§ WRITTEN TASK: In the data below, find each line containing the string "STATION" and return it.

§ RECORDS SUPPLIED:
--

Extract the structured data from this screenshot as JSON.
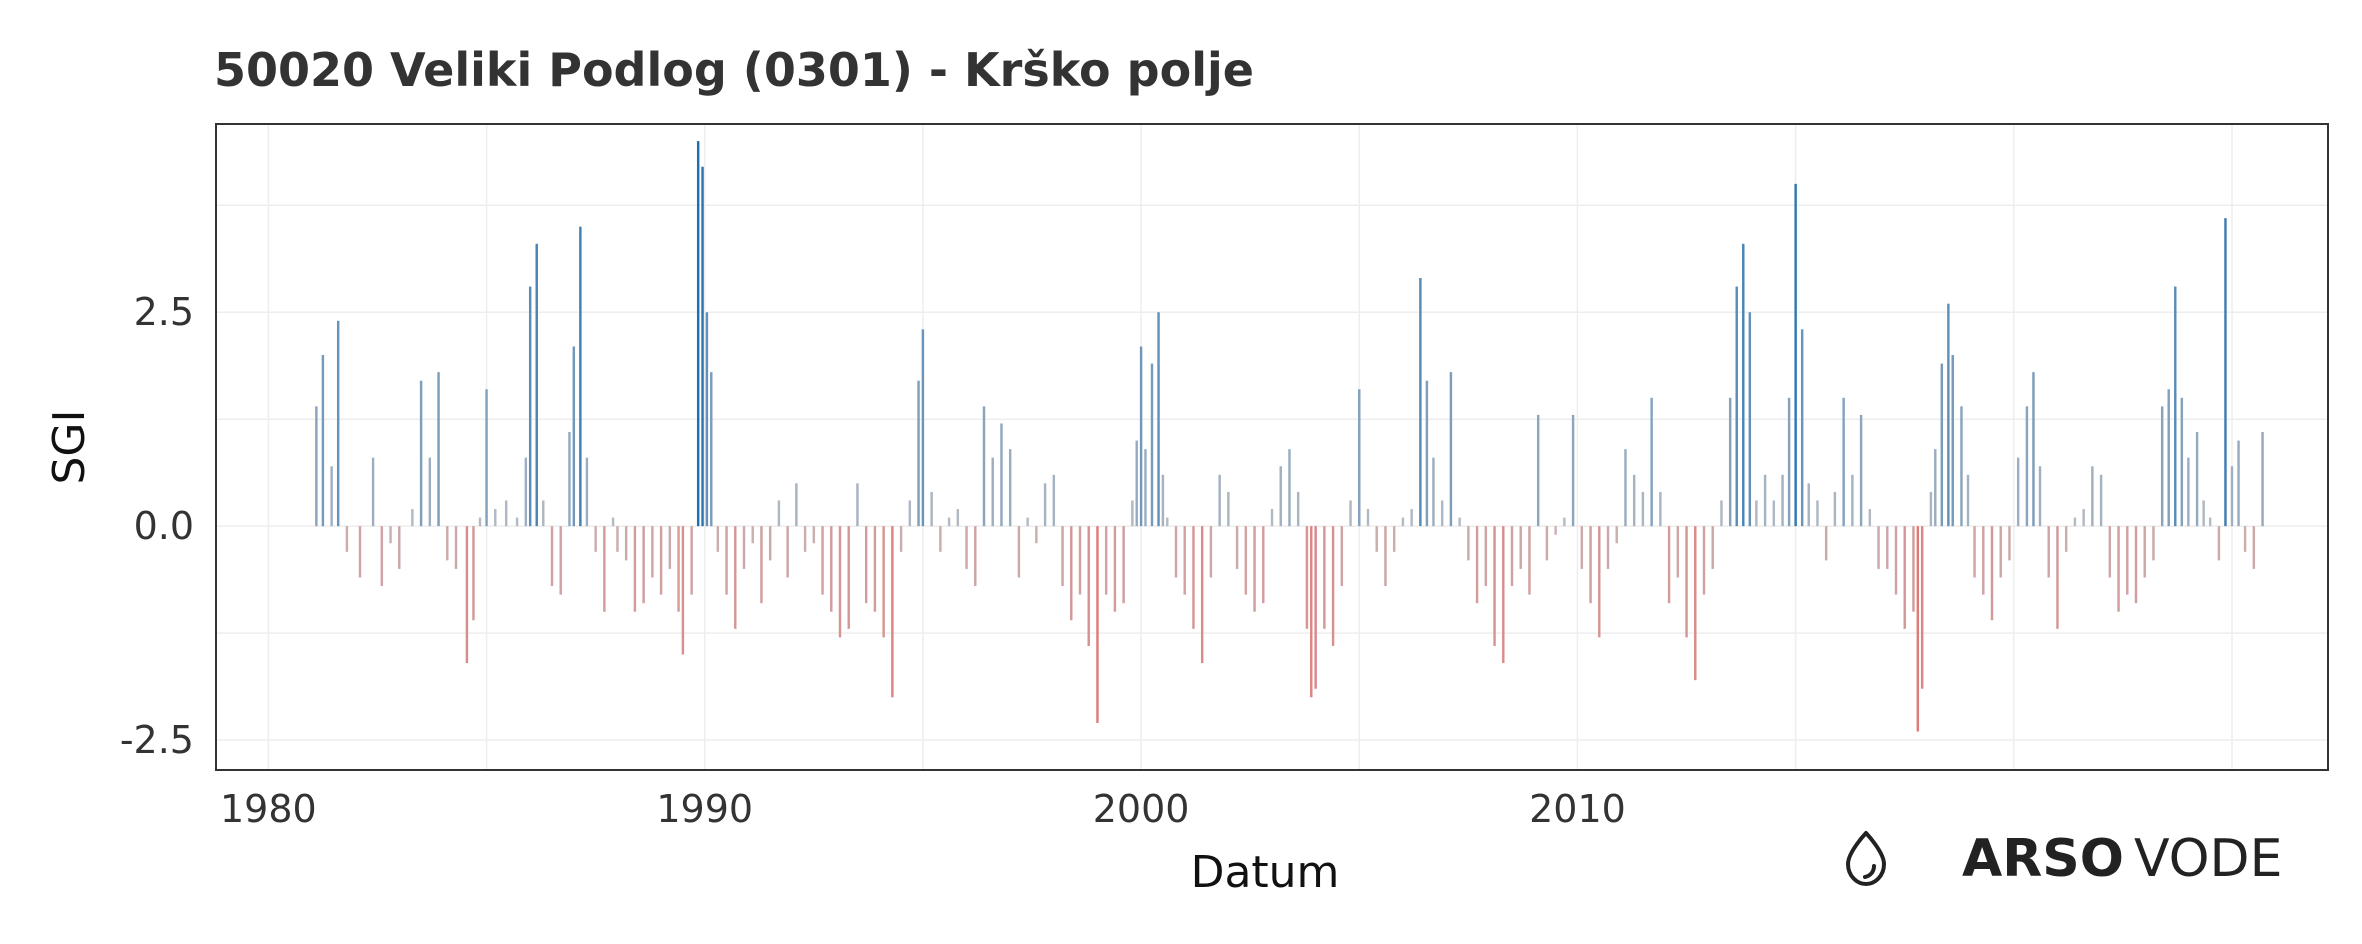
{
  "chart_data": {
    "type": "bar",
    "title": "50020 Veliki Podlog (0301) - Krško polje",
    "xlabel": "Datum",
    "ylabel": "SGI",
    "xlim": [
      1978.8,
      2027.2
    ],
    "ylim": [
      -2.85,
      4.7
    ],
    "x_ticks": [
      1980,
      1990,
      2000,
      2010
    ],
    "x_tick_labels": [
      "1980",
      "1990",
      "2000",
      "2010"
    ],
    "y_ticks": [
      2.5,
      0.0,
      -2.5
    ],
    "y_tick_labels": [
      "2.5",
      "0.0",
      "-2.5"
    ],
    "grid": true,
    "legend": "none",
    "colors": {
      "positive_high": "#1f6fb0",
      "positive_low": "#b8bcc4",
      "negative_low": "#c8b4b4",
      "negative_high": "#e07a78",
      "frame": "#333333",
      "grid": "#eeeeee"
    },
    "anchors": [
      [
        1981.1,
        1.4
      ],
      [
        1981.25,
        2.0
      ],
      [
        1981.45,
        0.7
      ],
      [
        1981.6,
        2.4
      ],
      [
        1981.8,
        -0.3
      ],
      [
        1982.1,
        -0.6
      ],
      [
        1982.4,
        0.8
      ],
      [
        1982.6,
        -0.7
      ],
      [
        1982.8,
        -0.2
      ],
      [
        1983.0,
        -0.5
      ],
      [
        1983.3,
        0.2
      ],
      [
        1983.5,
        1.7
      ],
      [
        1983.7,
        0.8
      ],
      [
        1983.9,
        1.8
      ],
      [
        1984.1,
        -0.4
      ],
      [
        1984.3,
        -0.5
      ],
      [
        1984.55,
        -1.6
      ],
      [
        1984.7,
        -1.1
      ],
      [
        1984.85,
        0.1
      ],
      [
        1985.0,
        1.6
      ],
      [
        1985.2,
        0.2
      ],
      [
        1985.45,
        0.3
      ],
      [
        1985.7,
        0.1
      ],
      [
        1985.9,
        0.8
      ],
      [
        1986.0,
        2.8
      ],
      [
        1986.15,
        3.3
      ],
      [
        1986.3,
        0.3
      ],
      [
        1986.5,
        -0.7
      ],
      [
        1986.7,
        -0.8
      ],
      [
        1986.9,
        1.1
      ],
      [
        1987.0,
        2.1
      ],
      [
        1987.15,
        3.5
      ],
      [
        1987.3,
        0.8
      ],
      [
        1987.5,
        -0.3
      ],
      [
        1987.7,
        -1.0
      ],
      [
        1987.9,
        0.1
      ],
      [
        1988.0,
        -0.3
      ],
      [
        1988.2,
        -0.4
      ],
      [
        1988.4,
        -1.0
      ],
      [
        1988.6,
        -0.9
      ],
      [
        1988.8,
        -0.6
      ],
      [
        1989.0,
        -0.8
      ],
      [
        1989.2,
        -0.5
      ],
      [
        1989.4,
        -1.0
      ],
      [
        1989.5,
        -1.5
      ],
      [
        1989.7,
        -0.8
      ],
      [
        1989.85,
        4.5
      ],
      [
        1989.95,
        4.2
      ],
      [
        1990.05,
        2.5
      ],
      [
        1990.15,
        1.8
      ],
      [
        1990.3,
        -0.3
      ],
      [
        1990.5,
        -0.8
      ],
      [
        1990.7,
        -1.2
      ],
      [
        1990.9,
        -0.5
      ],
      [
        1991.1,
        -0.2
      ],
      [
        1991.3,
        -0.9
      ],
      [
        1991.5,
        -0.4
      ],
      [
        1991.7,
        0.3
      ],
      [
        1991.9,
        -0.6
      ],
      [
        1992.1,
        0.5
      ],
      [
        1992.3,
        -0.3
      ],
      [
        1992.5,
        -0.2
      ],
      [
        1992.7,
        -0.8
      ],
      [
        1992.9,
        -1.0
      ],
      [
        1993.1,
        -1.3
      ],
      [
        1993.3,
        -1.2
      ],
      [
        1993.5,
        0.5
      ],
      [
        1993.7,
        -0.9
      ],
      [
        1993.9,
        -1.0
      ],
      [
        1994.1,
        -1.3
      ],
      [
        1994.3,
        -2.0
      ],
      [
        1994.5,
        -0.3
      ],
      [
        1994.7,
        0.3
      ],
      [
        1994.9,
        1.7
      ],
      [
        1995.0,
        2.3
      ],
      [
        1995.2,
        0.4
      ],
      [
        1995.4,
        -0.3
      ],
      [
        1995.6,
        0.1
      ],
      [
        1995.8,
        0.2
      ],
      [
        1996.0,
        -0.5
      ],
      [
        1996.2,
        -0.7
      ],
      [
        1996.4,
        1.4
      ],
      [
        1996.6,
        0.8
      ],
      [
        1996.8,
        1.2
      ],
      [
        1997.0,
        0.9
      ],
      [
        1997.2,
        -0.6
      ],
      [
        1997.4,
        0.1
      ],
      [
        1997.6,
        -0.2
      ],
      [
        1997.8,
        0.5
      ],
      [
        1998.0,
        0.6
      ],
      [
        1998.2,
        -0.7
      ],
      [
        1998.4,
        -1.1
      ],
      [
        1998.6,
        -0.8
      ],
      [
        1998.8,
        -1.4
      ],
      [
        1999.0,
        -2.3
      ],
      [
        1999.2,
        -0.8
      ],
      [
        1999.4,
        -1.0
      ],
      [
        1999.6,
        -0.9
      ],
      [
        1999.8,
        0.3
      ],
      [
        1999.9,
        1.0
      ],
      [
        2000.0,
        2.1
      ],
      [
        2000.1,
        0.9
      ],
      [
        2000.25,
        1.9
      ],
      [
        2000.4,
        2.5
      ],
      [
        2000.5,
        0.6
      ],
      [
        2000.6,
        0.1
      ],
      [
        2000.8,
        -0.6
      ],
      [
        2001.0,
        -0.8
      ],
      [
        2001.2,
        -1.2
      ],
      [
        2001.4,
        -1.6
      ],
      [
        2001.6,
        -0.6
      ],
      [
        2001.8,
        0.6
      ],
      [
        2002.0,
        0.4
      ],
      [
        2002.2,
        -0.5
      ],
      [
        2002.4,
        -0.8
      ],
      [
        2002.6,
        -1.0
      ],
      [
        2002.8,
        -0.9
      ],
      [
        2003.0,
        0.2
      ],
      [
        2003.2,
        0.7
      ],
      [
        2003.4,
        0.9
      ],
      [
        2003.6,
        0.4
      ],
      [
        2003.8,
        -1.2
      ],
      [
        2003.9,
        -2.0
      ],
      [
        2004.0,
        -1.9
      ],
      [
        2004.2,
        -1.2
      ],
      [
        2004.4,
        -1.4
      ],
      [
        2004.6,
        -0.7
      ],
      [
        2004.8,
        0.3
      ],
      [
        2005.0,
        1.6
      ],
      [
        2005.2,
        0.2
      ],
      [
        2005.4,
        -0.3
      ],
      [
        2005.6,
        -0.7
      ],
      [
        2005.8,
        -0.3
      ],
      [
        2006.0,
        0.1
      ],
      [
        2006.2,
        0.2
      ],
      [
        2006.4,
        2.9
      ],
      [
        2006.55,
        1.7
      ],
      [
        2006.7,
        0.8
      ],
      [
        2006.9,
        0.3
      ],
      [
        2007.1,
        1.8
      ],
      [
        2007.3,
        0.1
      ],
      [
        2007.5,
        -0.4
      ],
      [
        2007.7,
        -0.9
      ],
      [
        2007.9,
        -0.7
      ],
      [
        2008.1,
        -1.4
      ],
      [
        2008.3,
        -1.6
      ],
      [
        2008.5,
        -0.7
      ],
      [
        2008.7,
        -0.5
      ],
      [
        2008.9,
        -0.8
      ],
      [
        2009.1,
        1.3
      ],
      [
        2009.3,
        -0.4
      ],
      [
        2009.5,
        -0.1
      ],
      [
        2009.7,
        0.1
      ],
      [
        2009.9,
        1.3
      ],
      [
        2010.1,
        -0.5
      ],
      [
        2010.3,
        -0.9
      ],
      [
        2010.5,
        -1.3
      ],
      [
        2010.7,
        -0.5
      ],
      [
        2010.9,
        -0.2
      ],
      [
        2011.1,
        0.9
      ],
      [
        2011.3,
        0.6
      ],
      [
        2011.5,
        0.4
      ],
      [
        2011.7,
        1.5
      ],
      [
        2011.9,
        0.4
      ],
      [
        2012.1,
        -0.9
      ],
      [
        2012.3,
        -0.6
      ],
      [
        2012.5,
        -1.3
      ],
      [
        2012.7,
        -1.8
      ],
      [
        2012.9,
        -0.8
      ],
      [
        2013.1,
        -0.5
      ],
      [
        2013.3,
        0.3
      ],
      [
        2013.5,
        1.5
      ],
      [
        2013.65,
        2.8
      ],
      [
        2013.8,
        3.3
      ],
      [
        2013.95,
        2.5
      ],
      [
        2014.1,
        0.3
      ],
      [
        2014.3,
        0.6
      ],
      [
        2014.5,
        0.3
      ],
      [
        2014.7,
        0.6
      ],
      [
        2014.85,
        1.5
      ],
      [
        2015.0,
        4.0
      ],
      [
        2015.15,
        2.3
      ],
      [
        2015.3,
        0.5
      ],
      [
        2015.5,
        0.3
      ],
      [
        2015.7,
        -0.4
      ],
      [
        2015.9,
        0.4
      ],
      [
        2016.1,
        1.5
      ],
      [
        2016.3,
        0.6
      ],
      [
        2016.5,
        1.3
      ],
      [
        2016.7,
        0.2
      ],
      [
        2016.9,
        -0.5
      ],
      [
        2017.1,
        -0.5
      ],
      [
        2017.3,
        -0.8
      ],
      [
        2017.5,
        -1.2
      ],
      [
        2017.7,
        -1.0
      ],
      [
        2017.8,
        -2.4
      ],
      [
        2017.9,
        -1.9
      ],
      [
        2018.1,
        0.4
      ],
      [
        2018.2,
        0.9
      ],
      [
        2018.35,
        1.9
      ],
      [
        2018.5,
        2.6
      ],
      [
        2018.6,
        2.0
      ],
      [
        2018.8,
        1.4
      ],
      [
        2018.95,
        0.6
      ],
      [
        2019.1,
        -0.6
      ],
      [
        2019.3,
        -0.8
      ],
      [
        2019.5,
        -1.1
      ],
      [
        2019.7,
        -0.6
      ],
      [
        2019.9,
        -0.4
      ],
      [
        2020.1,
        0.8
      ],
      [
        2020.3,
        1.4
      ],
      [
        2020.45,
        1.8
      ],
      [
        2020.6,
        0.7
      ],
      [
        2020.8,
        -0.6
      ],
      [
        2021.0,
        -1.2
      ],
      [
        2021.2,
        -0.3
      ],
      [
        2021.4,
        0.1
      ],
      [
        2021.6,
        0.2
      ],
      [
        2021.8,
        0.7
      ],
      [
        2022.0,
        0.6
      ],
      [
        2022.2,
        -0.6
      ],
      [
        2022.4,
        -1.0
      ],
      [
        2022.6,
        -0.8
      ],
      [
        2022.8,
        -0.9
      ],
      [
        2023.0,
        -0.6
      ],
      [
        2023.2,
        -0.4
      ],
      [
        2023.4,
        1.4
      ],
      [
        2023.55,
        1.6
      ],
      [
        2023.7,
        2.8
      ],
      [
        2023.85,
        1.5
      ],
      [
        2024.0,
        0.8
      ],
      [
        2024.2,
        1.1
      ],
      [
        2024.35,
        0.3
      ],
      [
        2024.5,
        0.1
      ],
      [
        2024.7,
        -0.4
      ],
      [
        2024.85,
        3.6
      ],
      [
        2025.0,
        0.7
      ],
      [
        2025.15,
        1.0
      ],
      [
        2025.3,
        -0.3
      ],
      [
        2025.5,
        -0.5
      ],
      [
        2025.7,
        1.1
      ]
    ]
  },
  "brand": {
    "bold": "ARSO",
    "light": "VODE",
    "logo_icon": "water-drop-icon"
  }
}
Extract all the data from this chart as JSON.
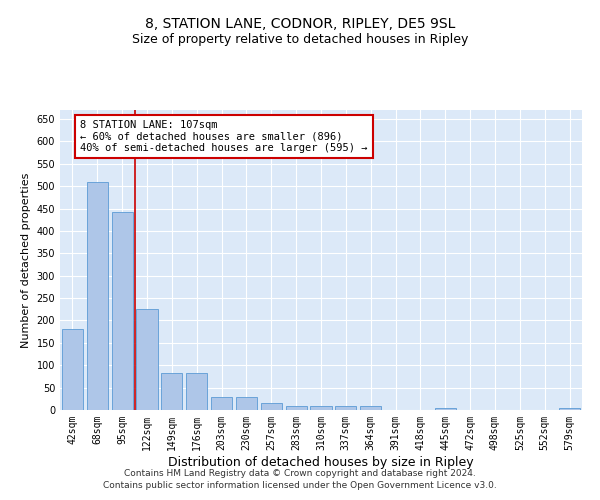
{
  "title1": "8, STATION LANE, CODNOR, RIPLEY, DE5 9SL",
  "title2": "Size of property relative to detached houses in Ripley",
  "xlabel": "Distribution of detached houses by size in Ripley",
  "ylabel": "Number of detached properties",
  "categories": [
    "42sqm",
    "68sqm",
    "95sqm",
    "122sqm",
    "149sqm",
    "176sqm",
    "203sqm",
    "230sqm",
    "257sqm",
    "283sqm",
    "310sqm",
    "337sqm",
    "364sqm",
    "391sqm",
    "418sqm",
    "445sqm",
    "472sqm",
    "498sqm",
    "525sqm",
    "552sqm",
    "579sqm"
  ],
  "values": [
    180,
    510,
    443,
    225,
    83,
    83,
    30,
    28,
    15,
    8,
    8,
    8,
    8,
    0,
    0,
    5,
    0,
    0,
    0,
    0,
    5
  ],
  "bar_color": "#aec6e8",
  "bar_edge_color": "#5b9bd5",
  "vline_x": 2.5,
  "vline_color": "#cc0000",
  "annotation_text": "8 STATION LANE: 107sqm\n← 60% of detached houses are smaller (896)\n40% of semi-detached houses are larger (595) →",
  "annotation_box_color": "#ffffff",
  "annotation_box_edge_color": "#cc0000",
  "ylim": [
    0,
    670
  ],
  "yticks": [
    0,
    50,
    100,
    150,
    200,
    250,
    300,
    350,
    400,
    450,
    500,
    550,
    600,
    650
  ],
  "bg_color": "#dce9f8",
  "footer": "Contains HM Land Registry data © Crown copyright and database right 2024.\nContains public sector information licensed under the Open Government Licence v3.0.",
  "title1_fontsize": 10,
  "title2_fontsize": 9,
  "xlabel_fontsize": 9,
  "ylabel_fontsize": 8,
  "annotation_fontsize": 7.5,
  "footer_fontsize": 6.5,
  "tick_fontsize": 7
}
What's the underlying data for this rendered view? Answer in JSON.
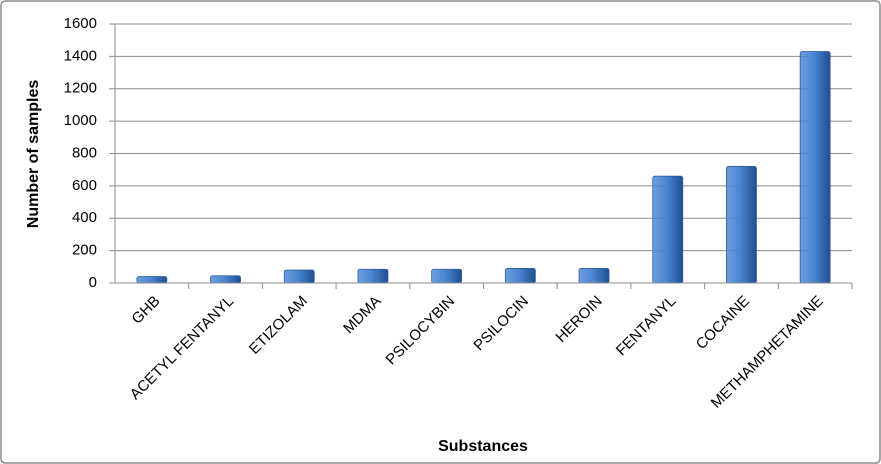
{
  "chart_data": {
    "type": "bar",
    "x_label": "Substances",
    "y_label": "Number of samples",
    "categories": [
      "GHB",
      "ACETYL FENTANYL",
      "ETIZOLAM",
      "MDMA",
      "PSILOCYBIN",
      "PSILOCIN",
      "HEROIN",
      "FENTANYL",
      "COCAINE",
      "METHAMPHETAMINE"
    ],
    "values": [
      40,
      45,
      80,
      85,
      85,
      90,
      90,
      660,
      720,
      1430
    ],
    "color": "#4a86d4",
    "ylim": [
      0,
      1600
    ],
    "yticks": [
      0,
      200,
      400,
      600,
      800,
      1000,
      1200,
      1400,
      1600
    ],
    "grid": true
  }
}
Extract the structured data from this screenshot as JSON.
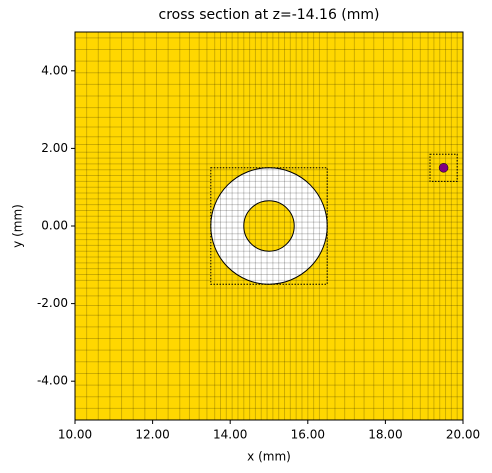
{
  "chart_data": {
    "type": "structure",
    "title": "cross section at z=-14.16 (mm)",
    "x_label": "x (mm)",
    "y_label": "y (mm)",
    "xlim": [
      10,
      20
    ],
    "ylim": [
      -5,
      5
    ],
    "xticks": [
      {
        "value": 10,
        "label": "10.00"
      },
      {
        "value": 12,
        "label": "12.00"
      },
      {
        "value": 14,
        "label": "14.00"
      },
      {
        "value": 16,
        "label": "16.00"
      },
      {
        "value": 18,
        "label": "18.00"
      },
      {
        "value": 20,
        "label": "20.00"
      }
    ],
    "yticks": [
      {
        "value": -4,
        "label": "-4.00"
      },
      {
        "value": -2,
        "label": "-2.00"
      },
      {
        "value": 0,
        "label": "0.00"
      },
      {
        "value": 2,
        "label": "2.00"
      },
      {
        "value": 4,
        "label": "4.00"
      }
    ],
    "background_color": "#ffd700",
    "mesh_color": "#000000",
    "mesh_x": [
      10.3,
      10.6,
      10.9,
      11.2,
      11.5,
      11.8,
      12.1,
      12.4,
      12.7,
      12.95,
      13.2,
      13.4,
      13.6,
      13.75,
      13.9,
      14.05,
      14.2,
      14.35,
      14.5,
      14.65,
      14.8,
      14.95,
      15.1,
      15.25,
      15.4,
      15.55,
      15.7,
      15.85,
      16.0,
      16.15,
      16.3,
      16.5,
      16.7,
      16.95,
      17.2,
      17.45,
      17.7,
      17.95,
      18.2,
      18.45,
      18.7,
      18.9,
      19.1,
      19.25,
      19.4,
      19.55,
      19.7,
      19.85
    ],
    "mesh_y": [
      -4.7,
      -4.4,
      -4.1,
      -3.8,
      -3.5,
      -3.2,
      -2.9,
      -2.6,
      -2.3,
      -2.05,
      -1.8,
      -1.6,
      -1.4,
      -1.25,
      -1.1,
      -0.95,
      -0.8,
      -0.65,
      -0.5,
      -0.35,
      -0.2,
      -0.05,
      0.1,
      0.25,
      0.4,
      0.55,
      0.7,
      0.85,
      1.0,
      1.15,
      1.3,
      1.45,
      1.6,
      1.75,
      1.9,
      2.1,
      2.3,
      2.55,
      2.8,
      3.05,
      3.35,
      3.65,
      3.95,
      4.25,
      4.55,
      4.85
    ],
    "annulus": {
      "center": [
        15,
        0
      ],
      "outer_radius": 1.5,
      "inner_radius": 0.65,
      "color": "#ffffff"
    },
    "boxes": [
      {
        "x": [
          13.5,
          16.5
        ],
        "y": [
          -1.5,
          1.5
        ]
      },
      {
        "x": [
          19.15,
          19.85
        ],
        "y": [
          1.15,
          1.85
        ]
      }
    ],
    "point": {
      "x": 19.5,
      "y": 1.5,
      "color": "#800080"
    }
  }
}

--

§ WRITTEN REPLY:
  "title1": "8, STATION LANE, CODNOR, RIPLEY, DE5 9SL",
  "annotation_text": "8 STATION LANE: 107sqm\n← 60% of detached houses are smaller (896)\n40% of semi-detached houses are larger (595) →",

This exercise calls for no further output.